**Problem details:** Repeat the listing word for word. No pictures belong in the copy.

**Recorded information:**
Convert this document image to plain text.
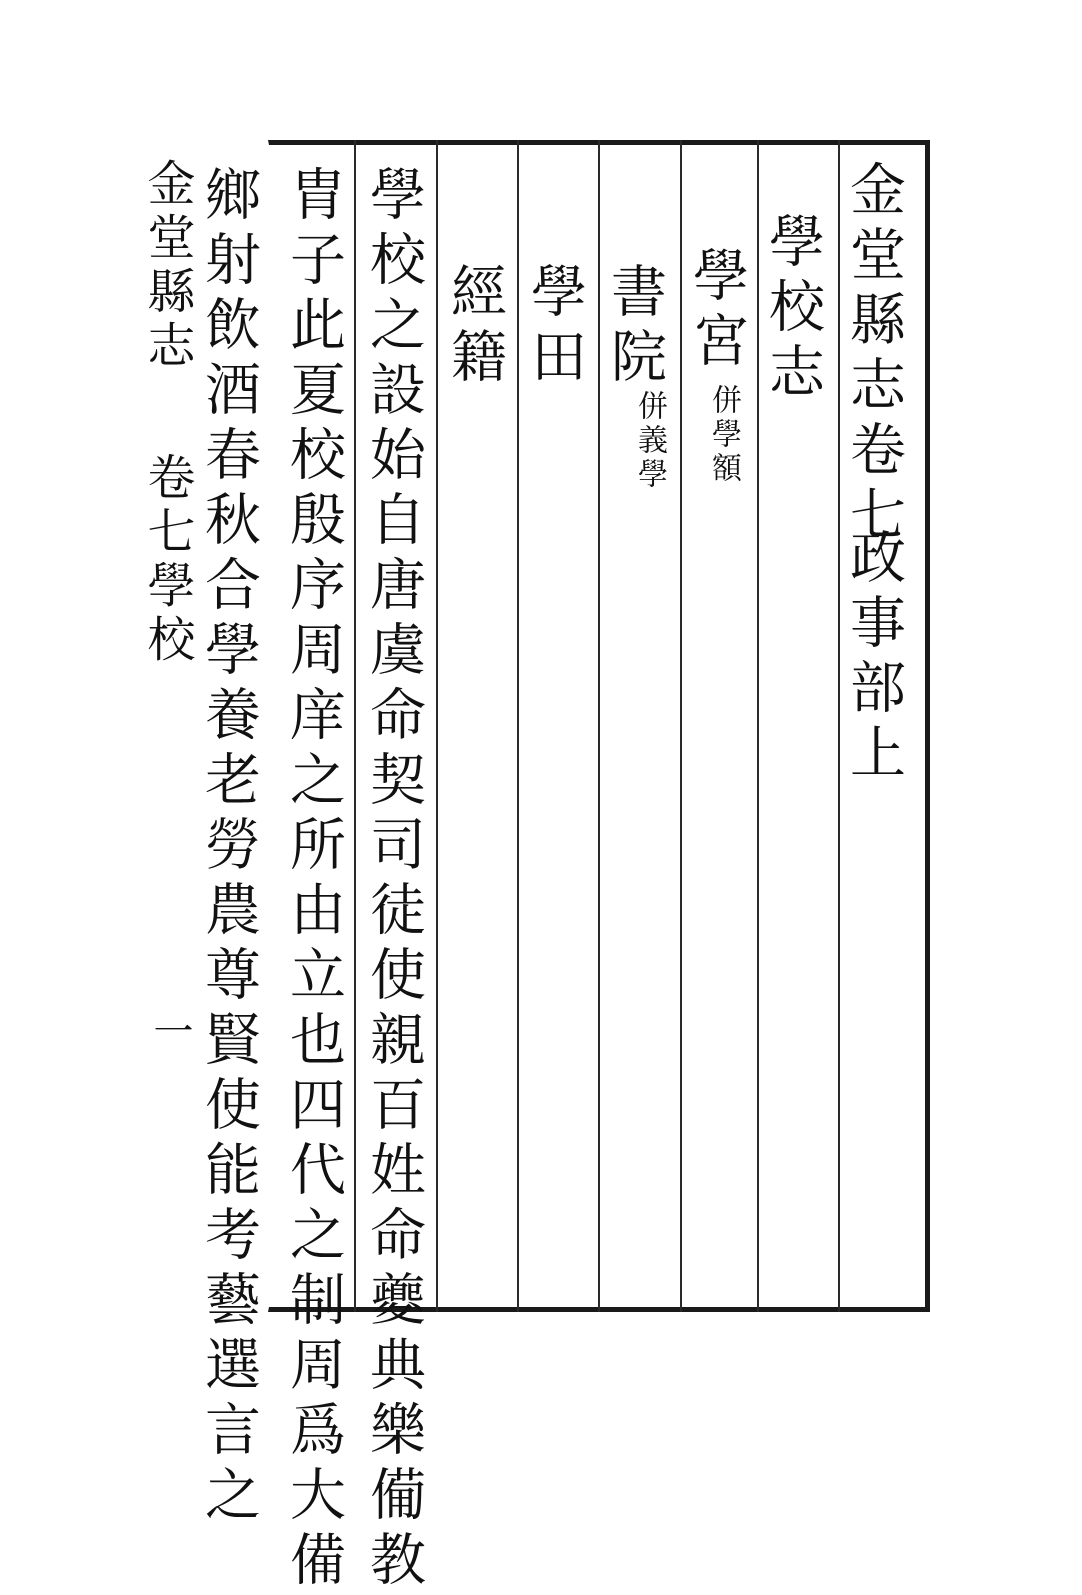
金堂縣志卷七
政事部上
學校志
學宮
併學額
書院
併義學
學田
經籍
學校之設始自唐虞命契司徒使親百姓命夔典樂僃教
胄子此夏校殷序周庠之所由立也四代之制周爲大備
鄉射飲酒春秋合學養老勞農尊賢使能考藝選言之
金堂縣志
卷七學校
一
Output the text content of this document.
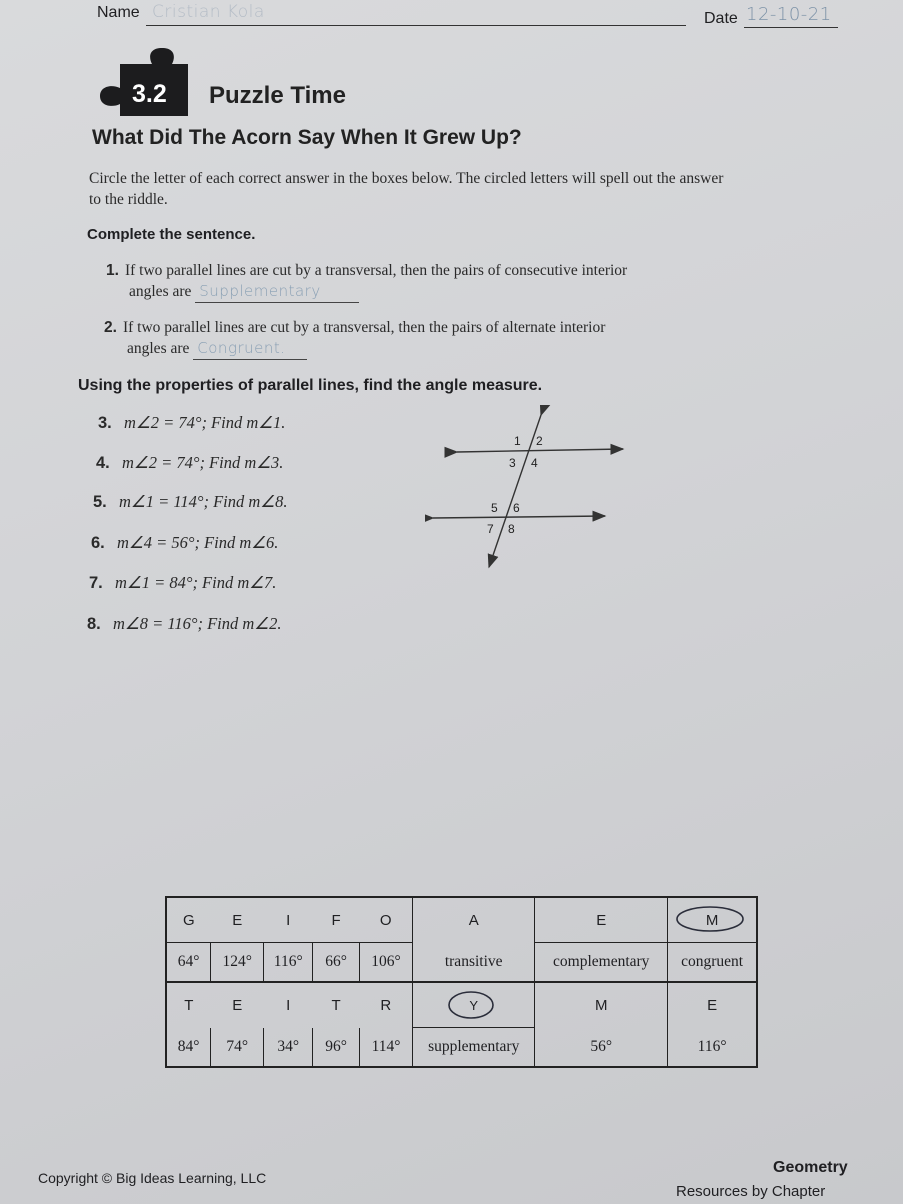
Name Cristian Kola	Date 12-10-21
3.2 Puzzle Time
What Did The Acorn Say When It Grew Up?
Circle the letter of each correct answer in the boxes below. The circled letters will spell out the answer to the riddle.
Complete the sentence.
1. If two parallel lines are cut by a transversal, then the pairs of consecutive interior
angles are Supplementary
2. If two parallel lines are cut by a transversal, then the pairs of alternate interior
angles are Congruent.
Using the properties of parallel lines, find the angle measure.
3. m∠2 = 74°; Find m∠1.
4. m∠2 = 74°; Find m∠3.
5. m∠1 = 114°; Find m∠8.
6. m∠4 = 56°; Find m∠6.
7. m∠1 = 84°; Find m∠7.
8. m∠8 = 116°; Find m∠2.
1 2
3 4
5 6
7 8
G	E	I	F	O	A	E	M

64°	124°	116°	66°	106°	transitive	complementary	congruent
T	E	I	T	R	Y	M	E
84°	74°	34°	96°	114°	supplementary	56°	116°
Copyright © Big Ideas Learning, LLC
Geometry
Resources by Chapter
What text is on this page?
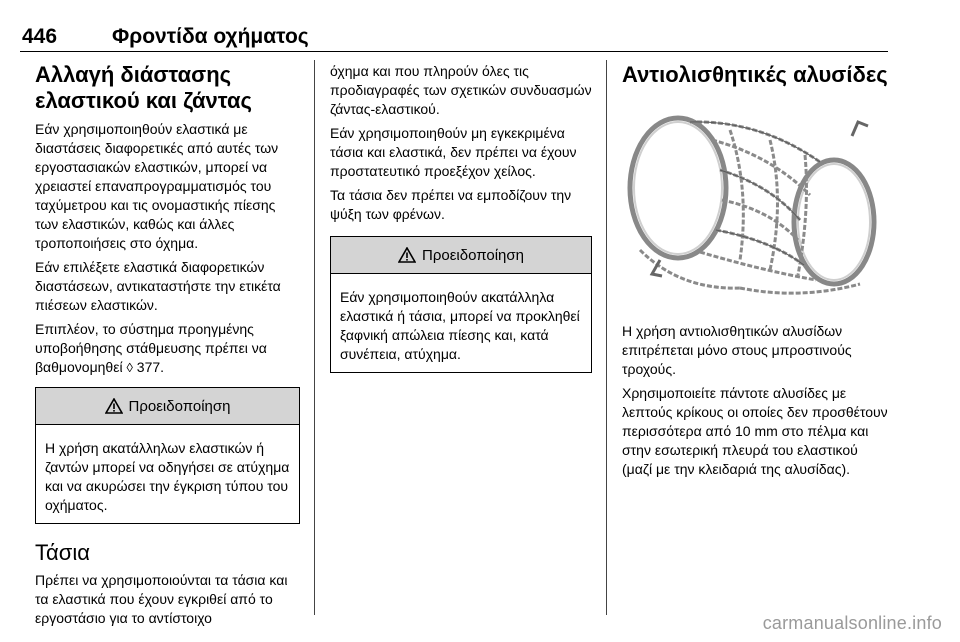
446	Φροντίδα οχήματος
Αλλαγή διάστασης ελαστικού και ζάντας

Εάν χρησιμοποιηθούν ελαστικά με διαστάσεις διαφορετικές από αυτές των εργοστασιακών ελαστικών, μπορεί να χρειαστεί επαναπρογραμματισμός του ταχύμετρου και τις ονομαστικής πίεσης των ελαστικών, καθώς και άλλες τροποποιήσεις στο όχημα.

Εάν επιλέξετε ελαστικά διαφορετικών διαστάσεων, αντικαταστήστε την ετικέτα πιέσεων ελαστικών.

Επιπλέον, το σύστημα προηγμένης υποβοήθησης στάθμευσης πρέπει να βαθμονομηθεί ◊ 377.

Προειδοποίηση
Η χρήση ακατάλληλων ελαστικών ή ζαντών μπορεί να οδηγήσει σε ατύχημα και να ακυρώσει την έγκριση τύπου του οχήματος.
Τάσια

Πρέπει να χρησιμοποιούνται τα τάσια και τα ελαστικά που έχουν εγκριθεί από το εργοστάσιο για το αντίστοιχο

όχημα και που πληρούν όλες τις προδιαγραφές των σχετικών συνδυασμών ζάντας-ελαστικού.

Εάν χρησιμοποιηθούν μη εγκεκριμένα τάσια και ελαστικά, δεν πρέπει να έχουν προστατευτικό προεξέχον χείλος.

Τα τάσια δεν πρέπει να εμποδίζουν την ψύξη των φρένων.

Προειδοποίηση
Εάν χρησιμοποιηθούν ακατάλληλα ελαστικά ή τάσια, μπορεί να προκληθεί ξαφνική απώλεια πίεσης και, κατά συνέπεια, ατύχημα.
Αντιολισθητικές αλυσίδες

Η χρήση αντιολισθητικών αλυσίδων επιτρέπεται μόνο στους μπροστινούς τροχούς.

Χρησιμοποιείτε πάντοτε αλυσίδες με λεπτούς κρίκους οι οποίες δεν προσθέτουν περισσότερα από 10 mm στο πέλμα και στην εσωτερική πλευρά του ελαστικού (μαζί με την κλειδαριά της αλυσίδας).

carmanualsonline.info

**Finished answer:**
Convert this document image to plain text.
金堂縣志卷七
政事部上
學校志
學宮
併學額
書院
併義學
學田
經籍
學校之設始自唐虞命契司徒使親百姓命夔典樂僃教
胄子此夏校殷序周庠之所由立也四代之制周爲大備
鄉射飲酒春秋合學養老勞農尊賢使能考藝選言之
金堂縣志
卷七學校
一
Output the text content of this document.
Name Cristian Kola	Date 12-10-21
3.2 Puzzle Time
What Did The Acorn Say When It Grew Up?
Circle the letter of each correct answer in the boxes below. The circled letters will spell out the answer to the riddle.
Complete the sentence.
1. If two parallel lines are cut by a transversal, then the pairs of consecutive interior
angles are Supplementary
2. If two parallel lines are cut by a transversal, then the pairs of alternate interior
angles are Congruent.
Using the properties of parallel lines, find the angle measure.
3. m∠2 = 74°; Find m∠1.
4. m∠2 = 74°; Find m∠3.
5. m∠1 = 114°; Find m∠8.
6. m∠4 = 56°; Find m∠6.
7. m∠1 = 84°; Find m∠7.
8. m∠8 = 116°; Find m∠2.
1 2
3 4
5 6
7 8
G	E	I	F	O	A	E	M

64°	124°	116°	66°	106°	transitive	complementary	congruent
T	E	I	T	R	Y	M	E
84°	74°	34°	96°	114°	supplementary	56°	116°
Copyright © Big Ideas Learning, LLC
Geometry
Resources by Chapter
What text is on this page?
446	Φροντίδα οχήματος
Αλλαγή διάστασης ελαστικού και ζάντας

Εάν χρησιμοποιηθούν ελαστικά με διαστάσεις διαφορετικές από αυτές των εργοστασιακών ελαστικών, μπορεί να χρειαστεί επαναπρογραμματισμός του ταχύμετρου και τις ονομαστικής πίεσης των ελαστικών, καθώς και άλλες τροποποιήσεις στο όχημα.

Εάν επιλέξετε ελαστικά διαφορετικών διαστάσεων, αντικαταστήστε την ετικέτα πιέσεων ελαστικών.

Επιπλέον, το σύστημα προηγμένης υποβοήθησης στάθμευσης πρέπει να βαθμονομηθεί ◊ 377.

Προειδοποίηση
Η χρήση ακατάλληλων ελαστικών ή ζαντών μπορεί να οδηγήσει σε ατύχημα και να ακυρώσει την έγκριση τύπου του οχήματος.
Τάσια

Πρέπει να χρησιμοποιούνται τα τάσια και τα ελαστικά που έχουν εγκριθεί από το εργοστάσιο για το αντίστοιχο

όχημα και που πληρούν όλες τις προδιαγραφές των σχετικών συνδυασμών ζάντας-ελαστικού.

Εάν χρησιμοποιηθούν μη εγκεκριμένα τάσια και ελαστικά, δεν πρέπει να έχουν προστατευτικό προεξέχον χείλος.

Τα τάσια δεν πρέπει να εμποδίζουν την ψύξη των φρένων.

Προειδοποίηση
Εάν χρησιμοποιηθούν ακατάλληλα ελαστικά ή τάσια, μπορεί να προκληθεί ξαφνική απώλεια πίεσης και, κατά συνέπεια, ατύχημα.
Αντιολισθητικές αλυσίδες

Η χρήση αντιολισθητικών αλυσίδων επιτρέπεται μόνο στους μπροστινούς τροχούς.

Χρησιμοποιείτε πάντοτε αλυσίδες με λεπτούς κρίκους οι οποίες δεν προσθέτουν περισσότερα από 10 mm στο πέλμα και στην εσωτερική πλευρά του ελαστικού (μαζί με την κλειδαριά της αλυσίδας).

carmanualsonline.info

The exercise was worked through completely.